STATED GOAL
Check each line of the listing, and copy it if it contains the word "استقرار".

DATASET RECORDS
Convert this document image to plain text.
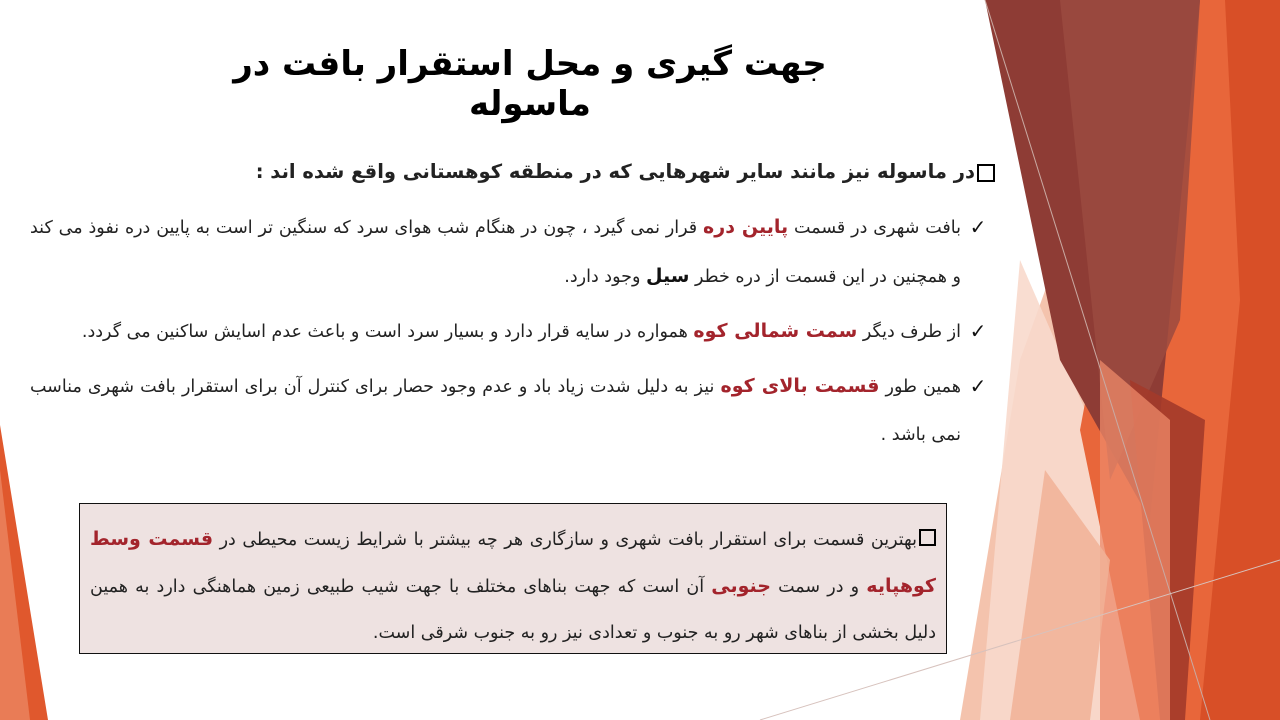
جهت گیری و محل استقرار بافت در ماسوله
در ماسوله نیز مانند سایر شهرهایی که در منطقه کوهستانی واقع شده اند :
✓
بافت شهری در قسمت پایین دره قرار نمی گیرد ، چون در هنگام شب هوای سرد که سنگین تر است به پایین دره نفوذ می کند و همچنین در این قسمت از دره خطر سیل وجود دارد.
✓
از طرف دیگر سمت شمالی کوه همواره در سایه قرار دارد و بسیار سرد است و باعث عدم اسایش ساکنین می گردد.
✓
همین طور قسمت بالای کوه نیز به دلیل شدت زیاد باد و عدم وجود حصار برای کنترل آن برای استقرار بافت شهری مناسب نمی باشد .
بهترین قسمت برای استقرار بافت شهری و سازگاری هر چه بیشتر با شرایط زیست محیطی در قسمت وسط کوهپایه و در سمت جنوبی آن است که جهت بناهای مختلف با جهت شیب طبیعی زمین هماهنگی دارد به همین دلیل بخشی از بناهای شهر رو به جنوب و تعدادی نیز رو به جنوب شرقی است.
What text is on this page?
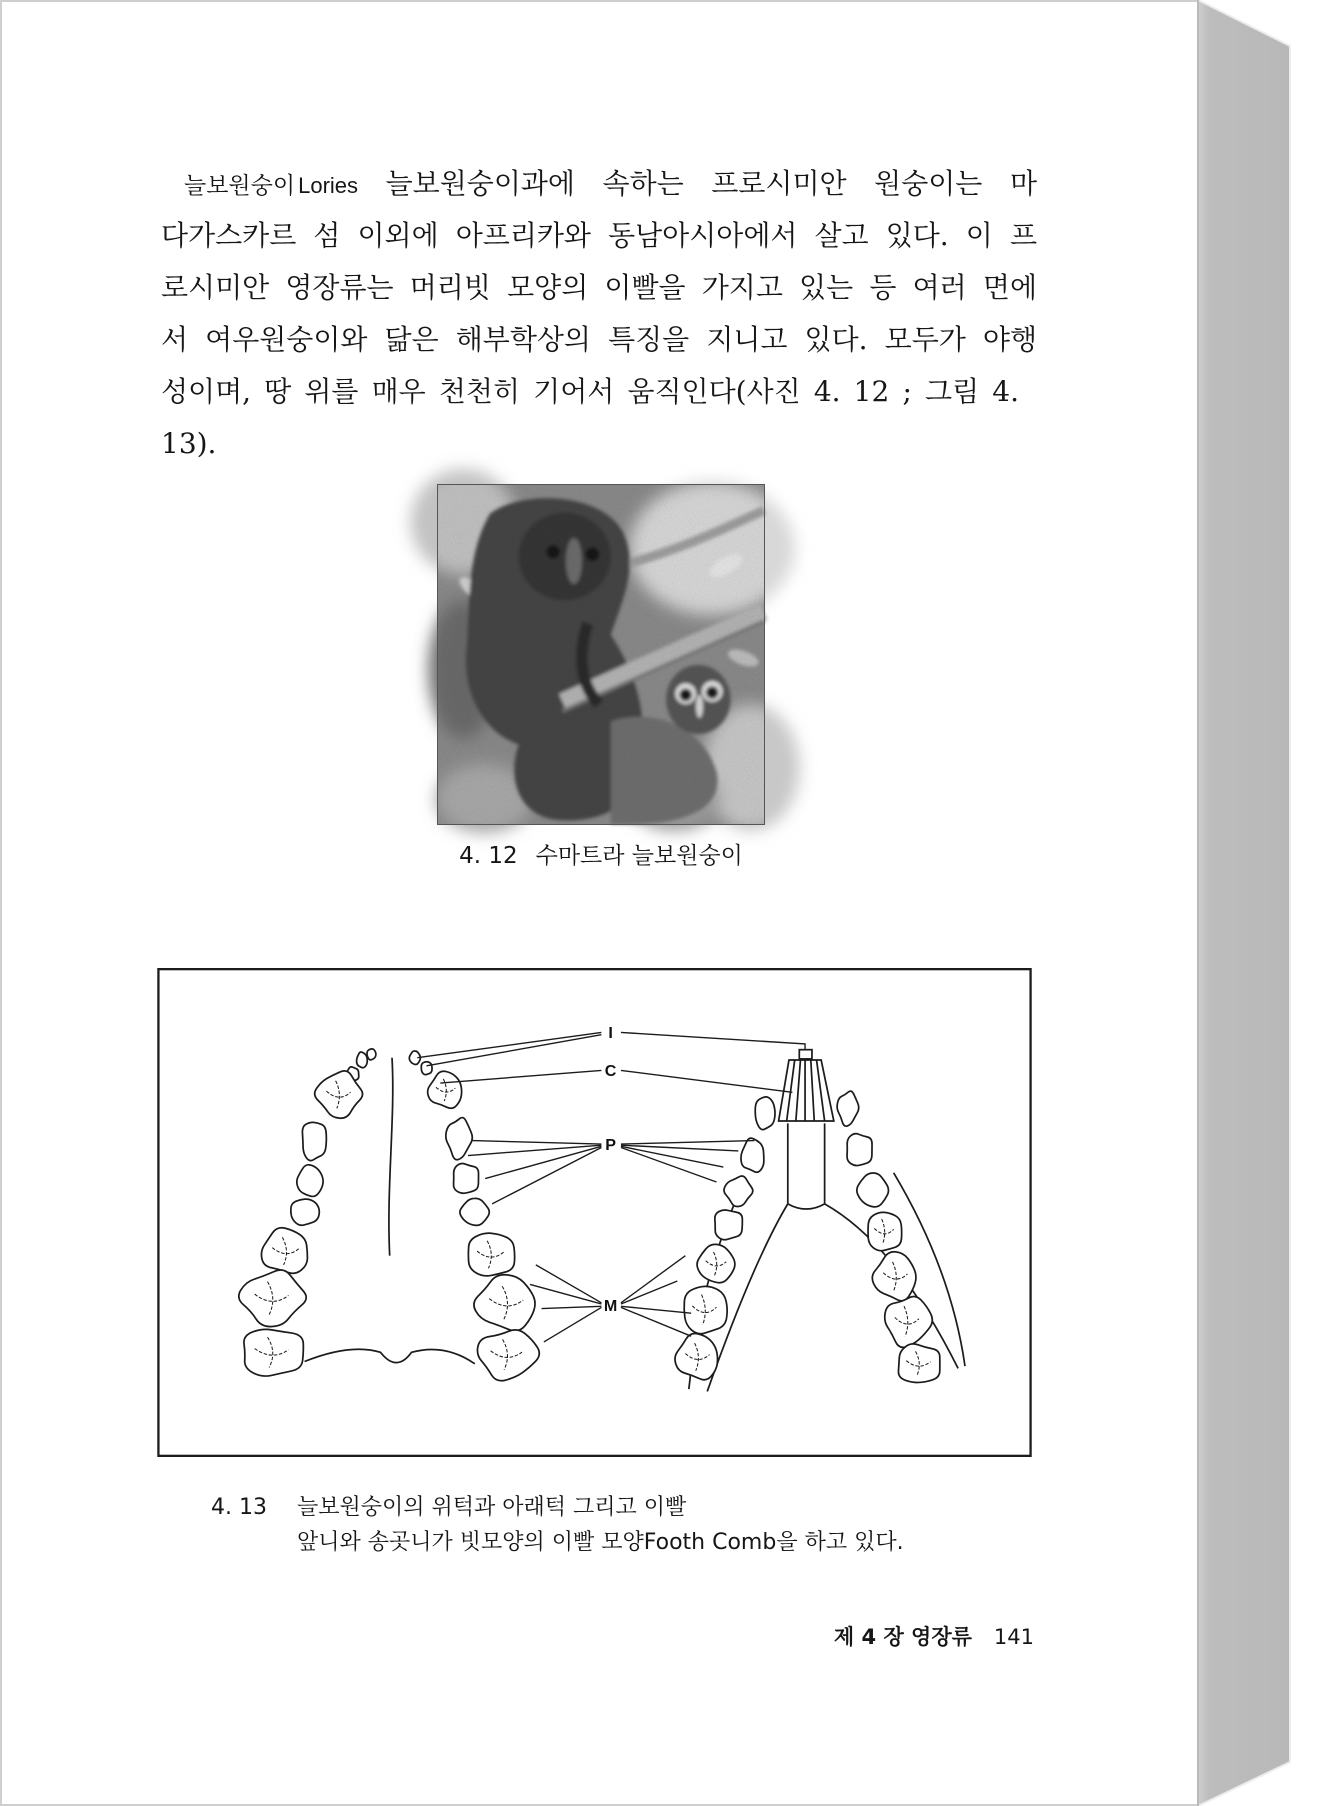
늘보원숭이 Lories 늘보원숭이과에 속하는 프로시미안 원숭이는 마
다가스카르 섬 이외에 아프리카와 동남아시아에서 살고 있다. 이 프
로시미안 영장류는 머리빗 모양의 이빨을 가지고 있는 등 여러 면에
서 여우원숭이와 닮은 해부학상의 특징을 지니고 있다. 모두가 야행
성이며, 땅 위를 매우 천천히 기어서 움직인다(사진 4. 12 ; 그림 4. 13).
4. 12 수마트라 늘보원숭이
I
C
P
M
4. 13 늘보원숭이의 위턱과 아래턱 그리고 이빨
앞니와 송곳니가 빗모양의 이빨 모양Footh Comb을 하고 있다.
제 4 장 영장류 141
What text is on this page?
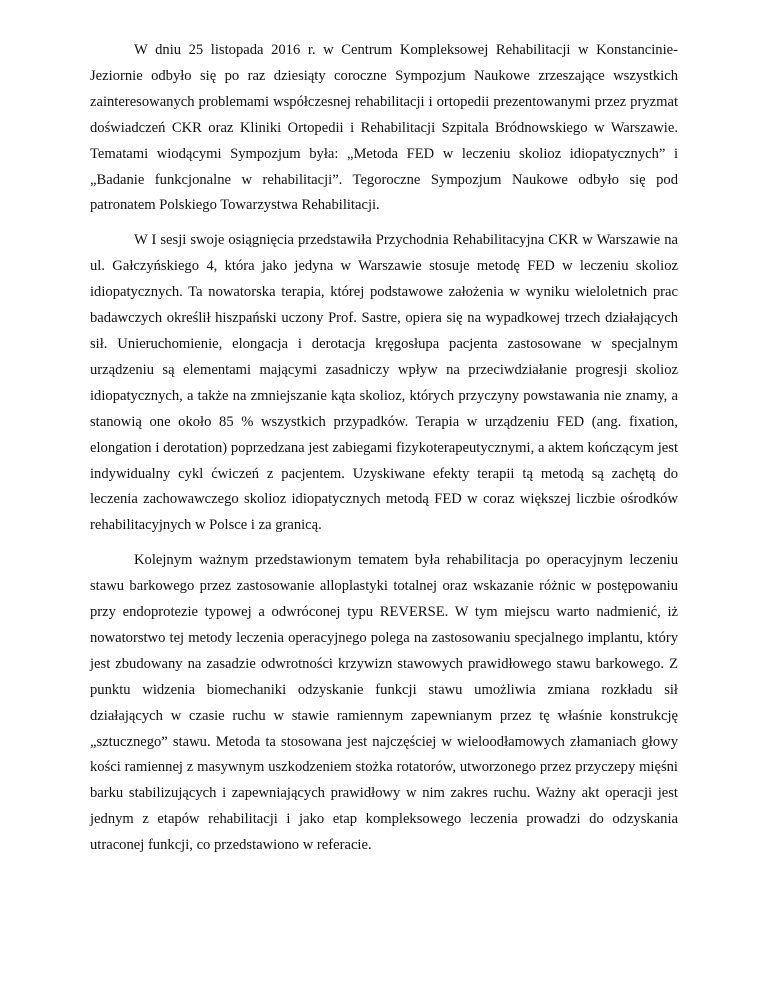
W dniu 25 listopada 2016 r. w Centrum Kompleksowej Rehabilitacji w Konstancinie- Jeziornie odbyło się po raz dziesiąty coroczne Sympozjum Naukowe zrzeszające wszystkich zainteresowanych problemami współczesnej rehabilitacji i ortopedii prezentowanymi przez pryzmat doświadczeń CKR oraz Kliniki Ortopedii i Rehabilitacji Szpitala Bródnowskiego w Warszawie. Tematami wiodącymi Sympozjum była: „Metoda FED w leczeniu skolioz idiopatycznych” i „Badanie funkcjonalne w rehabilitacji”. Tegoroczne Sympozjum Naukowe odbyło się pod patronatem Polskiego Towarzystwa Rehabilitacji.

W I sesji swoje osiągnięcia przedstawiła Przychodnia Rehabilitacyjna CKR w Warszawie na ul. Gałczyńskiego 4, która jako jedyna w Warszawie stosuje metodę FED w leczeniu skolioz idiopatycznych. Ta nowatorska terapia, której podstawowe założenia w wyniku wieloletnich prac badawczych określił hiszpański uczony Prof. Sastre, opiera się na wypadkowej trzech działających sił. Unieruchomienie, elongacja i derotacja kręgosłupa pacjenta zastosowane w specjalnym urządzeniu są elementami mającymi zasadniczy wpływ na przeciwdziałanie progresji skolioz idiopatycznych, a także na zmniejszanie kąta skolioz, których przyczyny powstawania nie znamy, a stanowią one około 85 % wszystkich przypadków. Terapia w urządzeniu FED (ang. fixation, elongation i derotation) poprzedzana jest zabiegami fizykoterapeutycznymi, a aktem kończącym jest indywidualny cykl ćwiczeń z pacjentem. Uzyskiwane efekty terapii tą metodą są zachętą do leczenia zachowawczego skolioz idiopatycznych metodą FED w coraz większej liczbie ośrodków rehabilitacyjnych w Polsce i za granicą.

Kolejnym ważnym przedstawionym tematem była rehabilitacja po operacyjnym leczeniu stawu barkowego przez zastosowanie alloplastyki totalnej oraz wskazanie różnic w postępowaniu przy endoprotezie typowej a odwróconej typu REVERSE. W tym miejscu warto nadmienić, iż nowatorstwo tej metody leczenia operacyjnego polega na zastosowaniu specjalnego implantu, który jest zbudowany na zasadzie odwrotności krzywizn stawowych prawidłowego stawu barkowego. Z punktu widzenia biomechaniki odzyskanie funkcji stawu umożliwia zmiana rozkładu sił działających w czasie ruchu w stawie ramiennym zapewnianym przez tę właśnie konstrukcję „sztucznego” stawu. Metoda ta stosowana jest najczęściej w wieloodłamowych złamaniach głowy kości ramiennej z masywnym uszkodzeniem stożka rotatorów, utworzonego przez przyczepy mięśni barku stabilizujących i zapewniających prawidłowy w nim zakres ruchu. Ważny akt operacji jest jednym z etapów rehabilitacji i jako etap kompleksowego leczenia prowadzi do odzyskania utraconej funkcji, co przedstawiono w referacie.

TASK OUTPUT
جهت گیری و محل استقرار بافت در ماسوله
همین طور قسمت بالای کوه نیز به دلیل شدت زیاد باد و عدم وجود حصار برای کنترل آن برای استقرار بافت شهری مناسب نمی باشد .
بهترین قسمت برای استقرار بافت شهری و سازگاری هر چه بیشتر با شرایط زیست محیطی در قسمت وسط کوهپایه و در سمت جنوبی آن است که جهت بناهای مختلف با جهت شیب طبیعی زمین هماهنگی دارد به همین دلیل بخشی از بناهای شهر رو به جنوب و تعدادی نیز رو به جنوب شرقی است.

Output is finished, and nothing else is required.